Stored entries
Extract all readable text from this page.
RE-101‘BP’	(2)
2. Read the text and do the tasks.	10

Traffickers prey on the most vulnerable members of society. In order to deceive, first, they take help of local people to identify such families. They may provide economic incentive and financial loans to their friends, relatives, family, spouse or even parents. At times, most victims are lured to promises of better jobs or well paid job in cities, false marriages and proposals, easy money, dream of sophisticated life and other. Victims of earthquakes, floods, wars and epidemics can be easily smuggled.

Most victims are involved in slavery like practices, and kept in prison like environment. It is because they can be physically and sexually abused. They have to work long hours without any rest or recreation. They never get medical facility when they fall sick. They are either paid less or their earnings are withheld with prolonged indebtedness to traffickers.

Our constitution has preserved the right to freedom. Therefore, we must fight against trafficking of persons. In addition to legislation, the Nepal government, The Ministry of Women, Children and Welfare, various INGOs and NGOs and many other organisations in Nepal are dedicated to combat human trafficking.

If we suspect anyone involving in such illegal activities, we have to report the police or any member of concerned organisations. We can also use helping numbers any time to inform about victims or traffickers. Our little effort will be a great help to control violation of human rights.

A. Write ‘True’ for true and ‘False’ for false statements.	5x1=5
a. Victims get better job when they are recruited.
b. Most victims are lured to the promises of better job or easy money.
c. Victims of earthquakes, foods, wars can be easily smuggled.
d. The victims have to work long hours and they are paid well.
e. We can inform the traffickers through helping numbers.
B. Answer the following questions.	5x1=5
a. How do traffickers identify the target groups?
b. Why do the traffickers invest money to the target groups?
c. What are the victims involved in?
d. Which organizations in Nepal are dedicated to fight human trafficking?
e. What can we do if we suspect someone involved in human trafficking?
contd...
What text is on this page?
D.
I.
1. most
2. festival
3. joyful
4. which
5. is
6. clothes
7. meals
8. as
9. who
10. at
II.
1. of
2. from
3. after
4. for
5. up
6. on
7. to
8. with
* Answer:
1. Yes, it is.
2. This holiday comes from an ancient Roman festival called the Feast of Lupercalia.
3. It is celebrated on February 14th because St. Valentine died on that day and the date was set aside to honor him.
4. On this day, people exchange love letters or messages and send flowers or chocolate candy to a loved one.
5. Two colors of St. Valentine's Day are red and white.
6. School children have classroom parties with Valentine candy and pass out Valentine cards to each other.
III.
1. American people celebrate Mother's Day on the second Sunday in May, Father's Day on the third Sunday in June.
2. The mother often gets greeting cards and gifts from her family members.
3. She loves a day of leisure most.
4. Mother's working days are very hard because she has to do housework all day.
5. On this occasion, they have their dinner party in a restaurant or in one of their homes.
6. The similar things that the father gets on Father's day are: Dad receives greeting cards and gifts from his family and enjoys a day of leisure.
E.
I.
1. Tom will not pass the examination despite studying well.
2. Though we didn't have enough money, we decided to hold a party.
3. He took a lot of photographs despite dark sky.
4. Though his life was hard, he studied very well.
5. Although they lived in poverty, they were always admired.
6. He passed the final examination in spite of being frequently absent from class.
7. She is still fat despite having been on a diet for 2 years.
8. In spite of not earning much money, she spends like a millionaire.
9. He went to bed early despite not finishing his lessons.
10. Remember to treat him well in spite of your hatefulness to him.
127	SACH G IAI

Instruction -> The records above should all be quoted exactly, please.

Task answer ->
Extract all readable text from this page.
RE-101‘BP’	(2)
2. Read the text and do the tasks.	10

Traffickers prey on the most vulnerable members of society. In order to deceive, first, they take help of local people to identify such families. They may provide economic incentive and financial loans to their friends, relatives, family, spouse or even parents. At times, most victims are lured to promises of better jobs or well paid job in cities, false marriages and proposals, easy money, dream of sophisticated life and other. Victims of earthquakes, floods, wars and epidemics can be easily smuggled.

Most victims are involved in slavery like practices, and kept in prison like environment. It is because they can be physically and sexually abused. They have to work long hours without any rest or recreation. They never get medical facility when they fall sick. They are either paid less or their earnings are withheld with prolonged indebtedness to traffickers.

Our constitution has preserved the right to freedom. Therefore, we must fight against trafficking of persons. In addition to legislation, the Nepal government, The Ministry of Women, Children and Welfare, various INGOs and NGOs and many other organisations in Nepal are dedicated to combat human trafficking.

If we suspect anyone involving in such illegal activities, we have to report the police or any member of concerned organisations. We can also use helping numbers any time to inform about victims or traffickers. Our little effort will be a great help to control violation of human rights.

A. Write ‘True’ for true and ‘False’ for false statements.	5x1=5
a. Victims get better job when they are recruited.
b. Most victims are lured to the promises of better job or easy money.
c. Victims of earthquakes, foods, wars can be easily smuggled.
d. The victims have to work long hours and they are paid well.
e. We can inform the traffickers through helping numbers.
B. Answer the following questions.	5x1=5
a. How do traffickers identify the target groups?
b. Why do the traffickers invest money to the target groups?
c. What are the victims involved in?
d. Which organizations in Nepal are dedicated to fight human trafficking?
e. What can we do if we suspect someone involved in human trafficking?
contd...
What text is on this page?
D.
I.
1. most
2. festival
3. joyful
4. which
5. is
6. clothes
7. meals
8. as
9. who
10. at
II.
1. of
2. from
3. after
4. for
5. up
6. on
7. to
8. with
* Answer:
1. Yes, it is.
2. This holiday comes from an ancient Roman festival called the Feast of Lupercalia.
3. It is celebrated on February 14th because St. Valentine died on that day and the date was set aside to honor him.
4. On this day, people exchange love letters or messages and send flowers or chocolate candy to a loved one.
5. Two colors of St. Valentine's Day are red and white.
6. School children have classroom parties with Valentine candy and pass out Valentine cards to each other.
III.
1. American people celebrate Mother's Day on the second Sunday in May, Father's Day on the third Sunday in June.
2. The mother often gets greeting cards and gifts from her family members.
3. She loves a day of leisure most.
4. Mother's working days are very hard because she has to do housework all day.
5. On this occasion, they have their dinner party in a restaurant or in one of their homes.
6. The similar things that the father gets on Father's day are: Dad receives greeting cards and gifts from his family and enjoys a day of leisure.
E.
I.
1. Tom will not pass the examination despite studying well.
2. Though we didn't have enough money, we decided to hold a party.
3. He took a lot of photographs despite dark sky.
4. Though his life was hard, he studied very well.
5. Although they lived in poverty, they were always admired.
6. He passed the final examination in spite of being frequently absent from class.
7. She is still fat despite having been on a diet for 2 years.
8. In spite of not earning much money, she spends like a millionaire.
9. He went to bed early despite not finishing his lessons.
10. Remember to treat him well in spite of your hatefulness to him.
127	SACH G IAI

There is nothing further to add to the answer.